__THE TASK__
Look through the records below and give the number of lines holding the string "нуруунд", nothing more.

Some records
***

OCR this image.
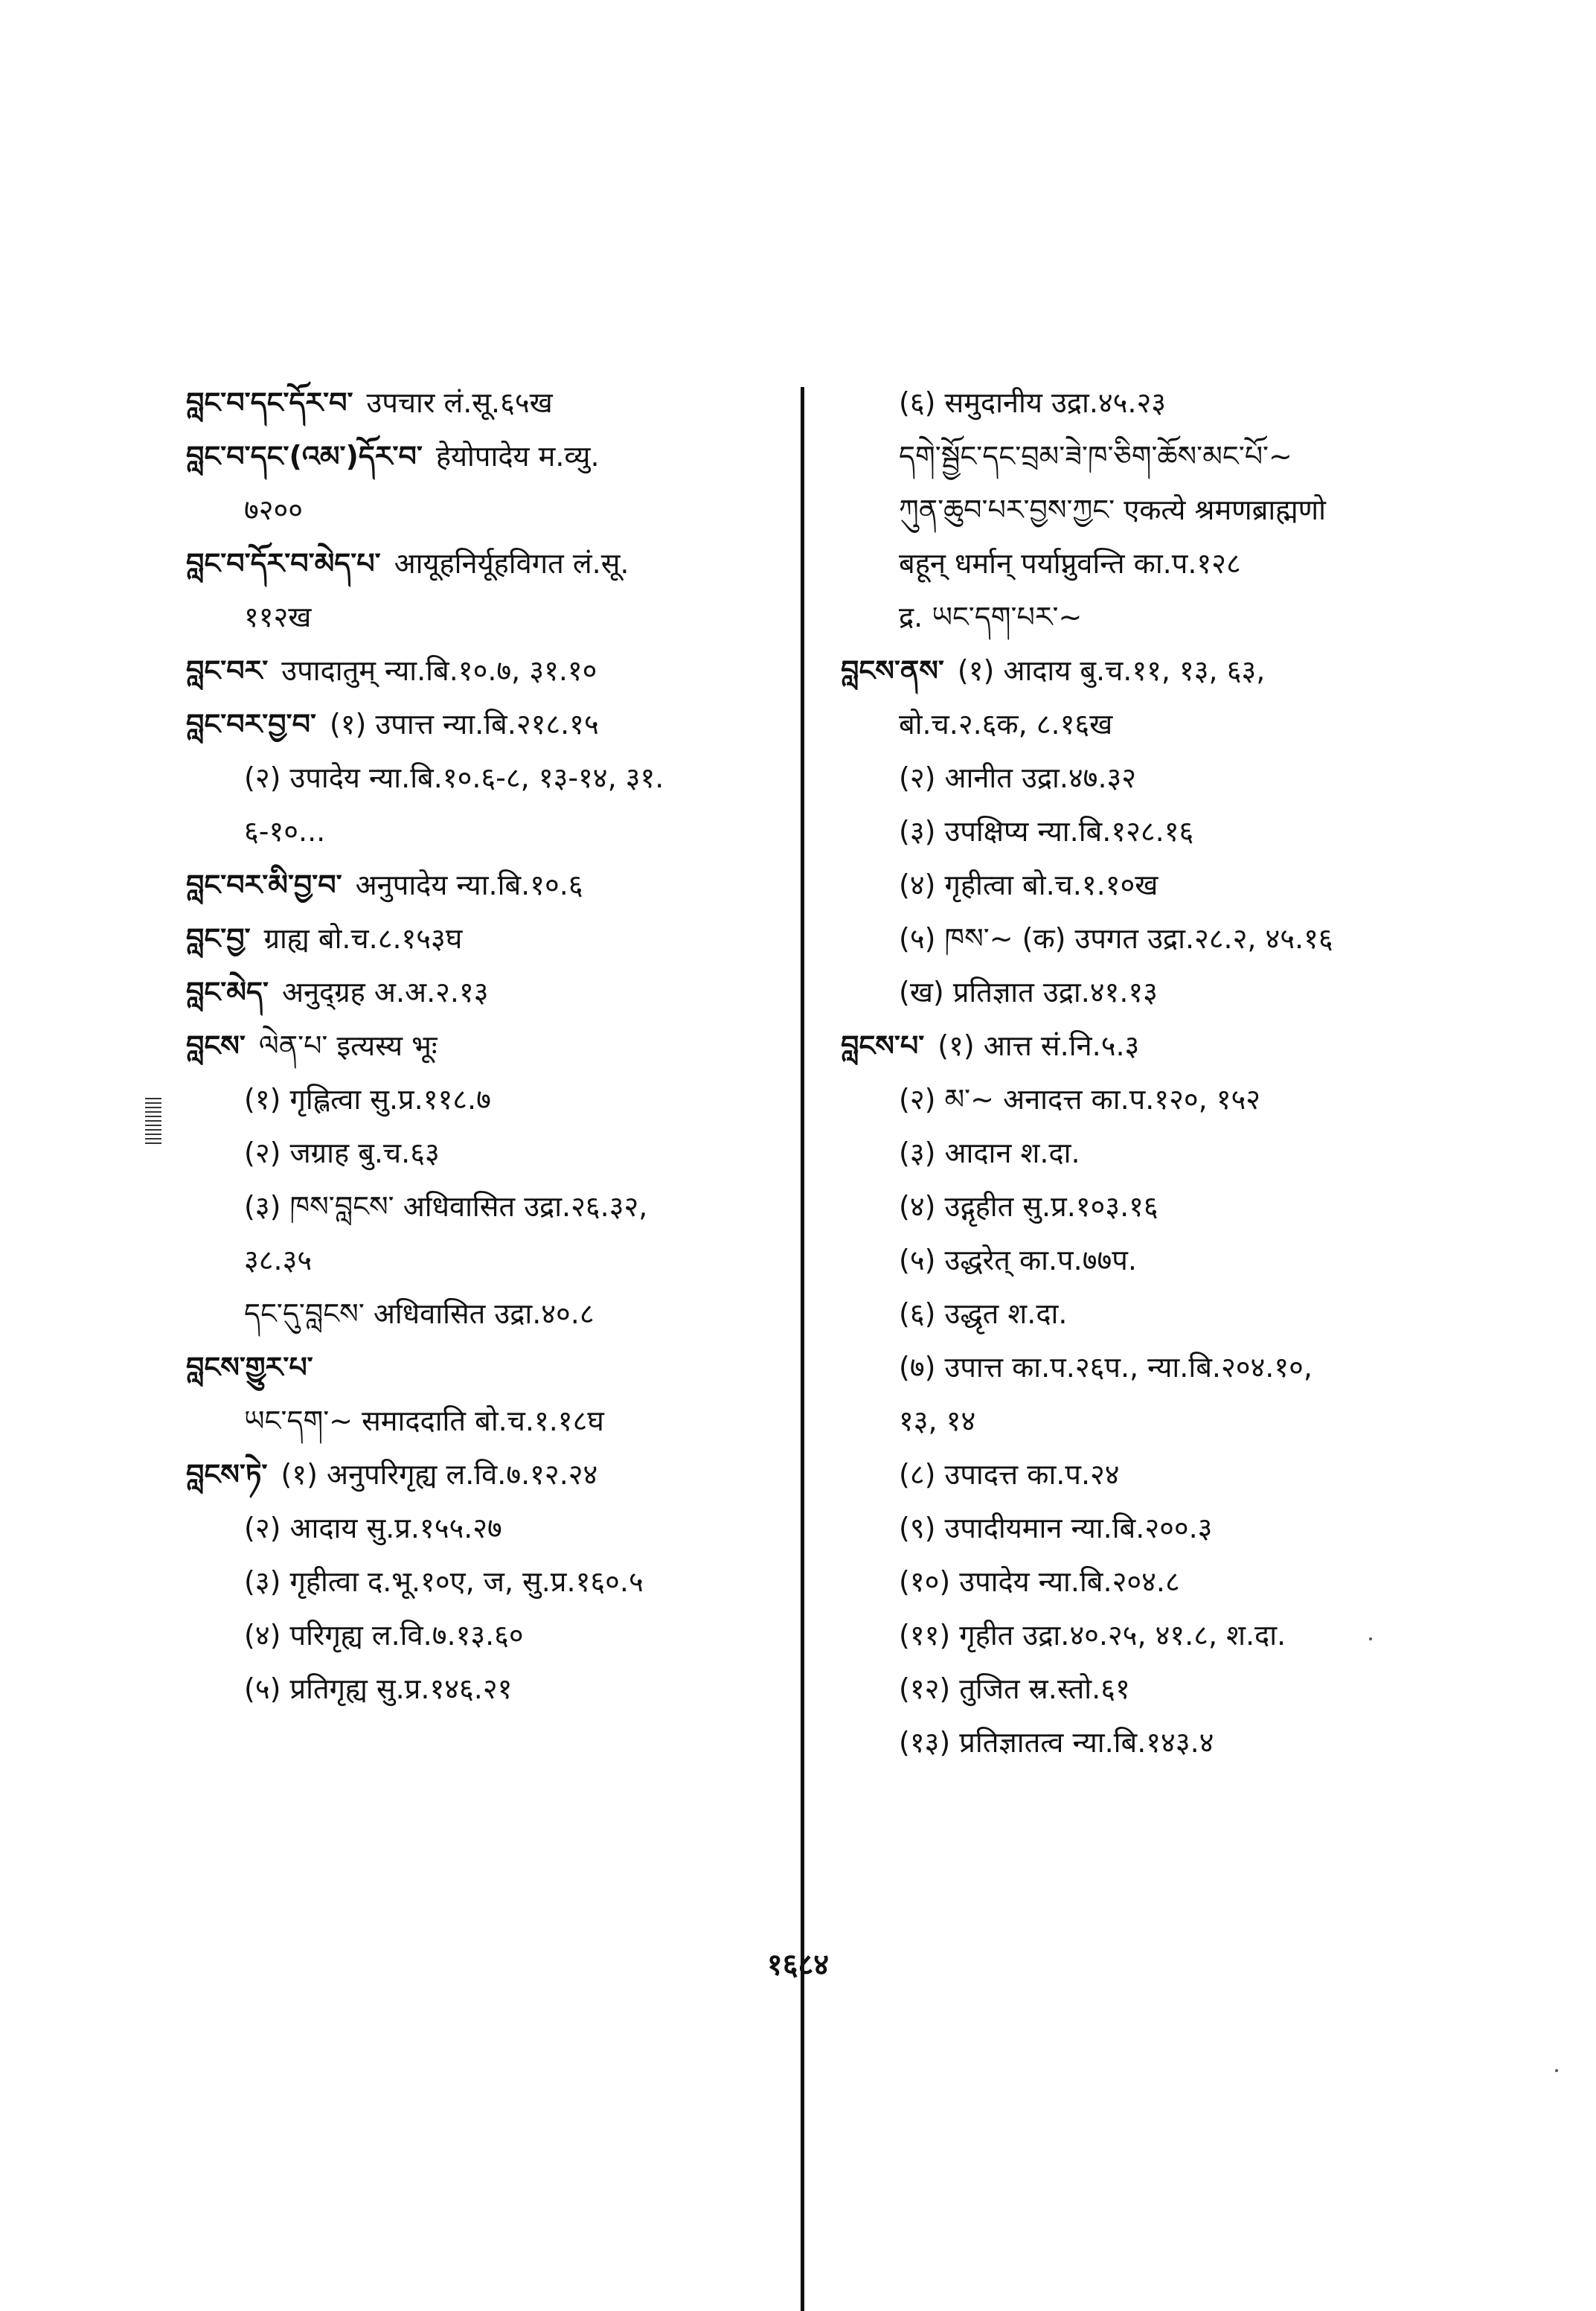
བླང་བ་དང་དོར་བ་ उपचार लं.सू.६५ख
བླང་བ་དང་(འམ་)དོར་བ་ हेयोपादेय म.व्यु.
७२००
བླང་བ་དོར་བ་མེད་པ་ आयूहनिर्यूहविगत लं.सू.
११२ख
བླང་བར་ उपादातुम् न्या.बि.१०.७, ३१.१०
བླང་བར་བྱ་བ་ (१) उपात्त न्या.बि.२१८.१५
(२) उपादेय न्या.बि.१०.६-८, १३-१४, ३१.
६-१०...
བླང་བར་མི་བྱ་བ་ अनुपादेय न्या.बि.१०.६
བླང་བྱ་ ग्राह्य बो.च.८.१५३घ
བླང་མེད་ अनुद्ग्रह अ.अ.२.१३
བླངས་ ལེན་པ་ इत्यस्य भूः
(१) गृह्लित्वा सु.प्र.११८.७
(२) जग्राह बु.च.६३
(३) ཁས་བླངས་ अधिवासित उद्रा.२६.३२,
३८.३५
དང་དུ་བླངས་ अधिवासित उद्रा.४०.८
བླངས་གྱུར་པ་
ཡང་དག་~ समाददाति बो.च.१.१८घ
བླངས་ཏེ་ (१) अनुपरिगृह्य ल.वि.७.१२.२४
(२) आदाय सु.प्र.१५५.२७
(३) गृहीत्वा द.भू.१०ए, ज, सु.प्र.१६०.५
(४) परिगृह्य ल.वि.७.१३.६०
(५) प्रतिगृह्य सु.प्र.१४६.२१
(६) समुदानीय उद्रा.४५.२३
དགེ་སྦྱོང་དང་བྲམ་ཟེ་ཁ་ཅིག་ཆོས་མང་པོ་~
ཀུན་ཆུབ་པར་བྱས་ཀྱང་ एकत्ये श्रमणब्राह्मणो
बहून् धर्मान् पर्याप्नुवन्ति का.प.१२८
द्र. ཡང་དག་པར་~
བླངས་ནས་ (१) आदाय बु.च.११, १३, ६३,
बो.च.२.६क, ८.१६ख
(२) आनीत उद्रा.४७.३२
(३) उपक्षिप्य न्या.बि.१२८.१६
(४) गृहीत्वा बो.च.१.१०ख
(५) ཁས་~ (क) उपगत उद्रा.२८.२, ४५.१६
(ख) प्रतिज्ञात उद्रा.४१.१३
བླངས་པ་ (१) आत्त सं.नि.५.३
(२) མ་~ अनादत्त का.प.१२०, १५२
(३) आदान श.दा.
(४) उद्गृहीत सु.प्र.१०३.१६
(५) उद्धरेत् का.प.७७प.
(६) उद्धृत श.दा.
(७) उपात्त का.प.२६प., न्या.बि.२०४.१०,
१३, १४
(८) उपादत्त का.प.२४
(९) उपादीयमान न्या.बि.२००.३
(१०) उपादेय न्या.बि.२०४.८
(११) गृहीत उद्रा.४०.२५, ४१.८, श.दा.
(१२) तुजित स्र.स्तो.६१
(१३) प्रतिज्ञातत्व न्या.बि.१४३.४
१६८४
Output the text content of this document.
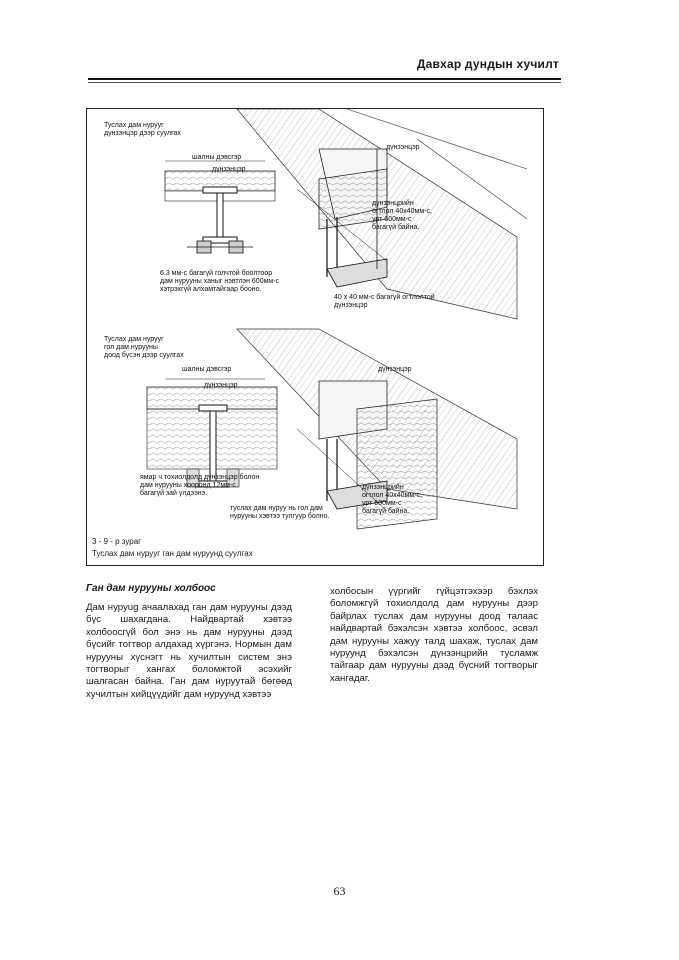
Давхар дундын хучилт
Туслах дам нурууг
дүнзэнцэр дээр суулгах
шалны дэвсгэр
дүнзэнцэр
6.3 мм-с багагүй голчтой боолтоор
дам нурууны ханыг нэвтлэн 600мм-с
хэтрэхгүй алхамтайгаар бооно.
дүнзэнцэр
дүнзэнцрийн
огтлол 40х40мм-с,
урт 600мм-с
багагүй байна.
40 х 40 мм-с багагүй огтлолтой
дүнзэнцэр
Туслах дам нурууг
гол дам нурууны
доод бүсэн дээр суулгах
шалны дэвсгэр
дүнзэнцэр
дүнзэнцэр
ямар ч тохиолдолд дүнзэнцэр болон
дам нурууны хооронд 12мм-с
багагүй зай үлдээнэ.
дүнзэнцрийн
огтлол 40х40мм-с,
урт 600мм-с
багагүй байна.
туслах дам нуруу нь гол дам
нурууны хэвтээ тулгуур болно.
3 - 9 - р зураг
Туслах дам нурууг ган дам нуруунд суулгах
Ган дам нурууны холбоос
Дам нуруug ачаалахад ган дам нурууны дээд бүс шахагдана. Найдвартай хэвтээ холбоосгүй бол энэ нь дам нурууны дээд бүсийг тогтвор алдахад хүргэнэ. Нормын дам нурууны хүснэгт нь хучилтын систем энэ тогтворыг хангах боломжтой эсэхийг шалгасан байна. Ган дам нуруутай бөгөөд хучилтын хийцүүдийг дам нуруунд хэвтээ
холбосын үүргийг гүйцэтгэхээр бэхлэх боломжгүй тохиолдолд дам нурууны дээр байрлах туслах дам нурууны доод талаас найдвартай бэхэлсэн хэвтээ холбоос, эсвэл дам нурууны хажуу талд шахаж, туслах дам нуруунд бэхэлсэн дүнзэнцрийн тусламж тайгаар дам нурууны дээд бүсний тогтворыг хангадаг.
63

***

__RESULT OF THIS TASK__
3